▸ Stated exercise: Your task is to repeat the lines below exactly, excluding any pictures they contain.

▸ Dataset rows:

[Start]

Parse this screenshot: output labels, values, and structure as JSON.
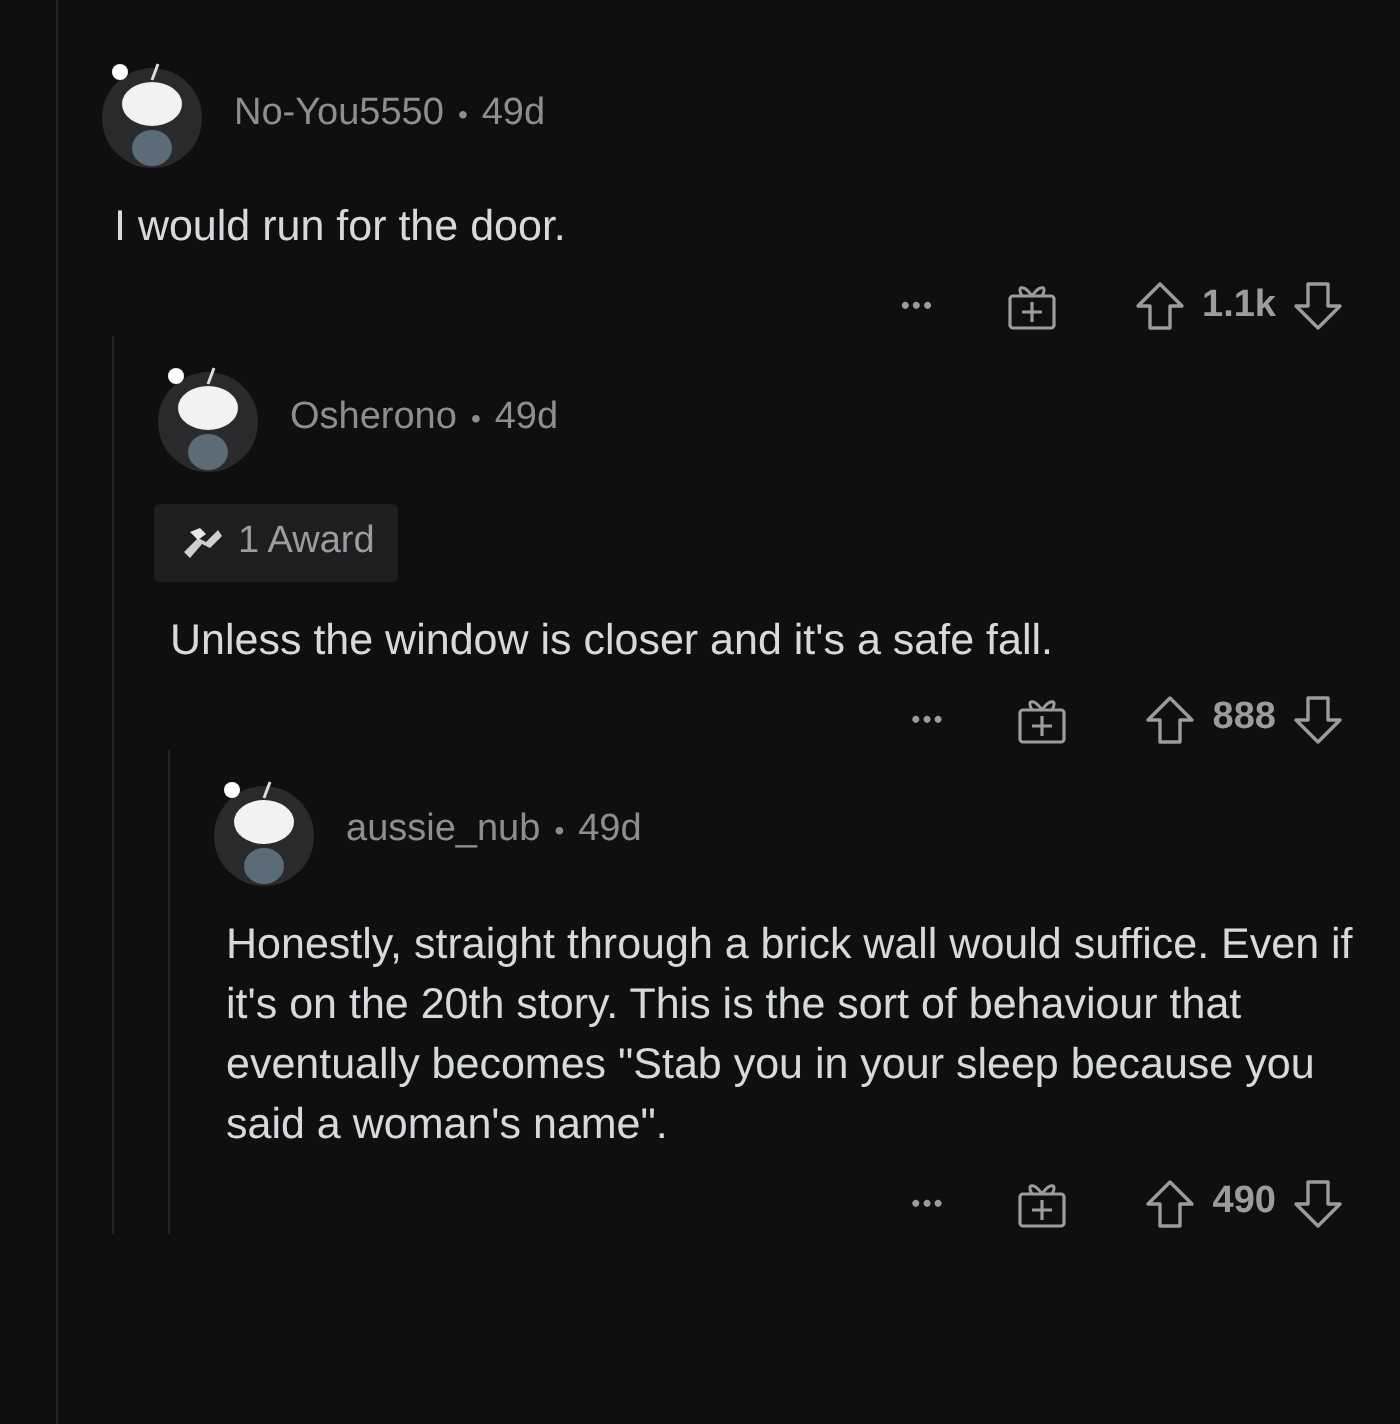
{
  "comments": [
    {
      "username": "No-You5550",
      "separator": "•",
      "age": "49d",
      "body": "I would run for the door.",
      "more": "•••",
      "votes": "1.1k",
      "children": [
        {
          "username": "Osherono",
          "separator": "•",
          "age": "49d",
          "award": "1 Award",
          "body": "Unless the window is closer and it's a safe fall.",
          "more": "•••",
          "votes": "888",
          "children": [
            {
              "username": "aussie_nub",
              "separator": "•",
              "age": "49d",
              "body": "Honestly, straight through a brick wall would suffice.  Even if it's on the 20th story.  This is the sort of behaviour that eventually becomes \"Stab you in your sleep because you said a woman's name\".",
              "more": "•••",
              "votes": "490"
            }
          ]
        }
      ]
    }
  ]
}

[End]

▸ Result of this exercise:
Parse this screenshot: output labels, values, and structure as JSON.
{
  "comments": [
    {
      "username": "No-You5550",
      "separator": "•",
      "age": "49d",
      "body": "I would run for the door.",
      "more": "•••",
      "votes": "1.1k",
      "children": [
        {
          "username": "Osherono",
          "separator": "•",
          "age": "49d",
          "award": "1 Award",
          "body": "Unless the window is closer and it's a safe fall.",
          "more": "•••",
          "votes": "888",
          "children": [
            {
              "username": "aussie_nub",
              "separator": "•",
              "age": "49d",
              "body": "Honestly, straight through a brick wall would suffice.  Even if it's on the 20th story.  This is the sort of behaviour that eventually becomes \"Stab you in your sleep because you said a woman's name\".",
              "more": "•••",
              "votes": "490"
            }
          ]
        }
      ]
    }
  ]
}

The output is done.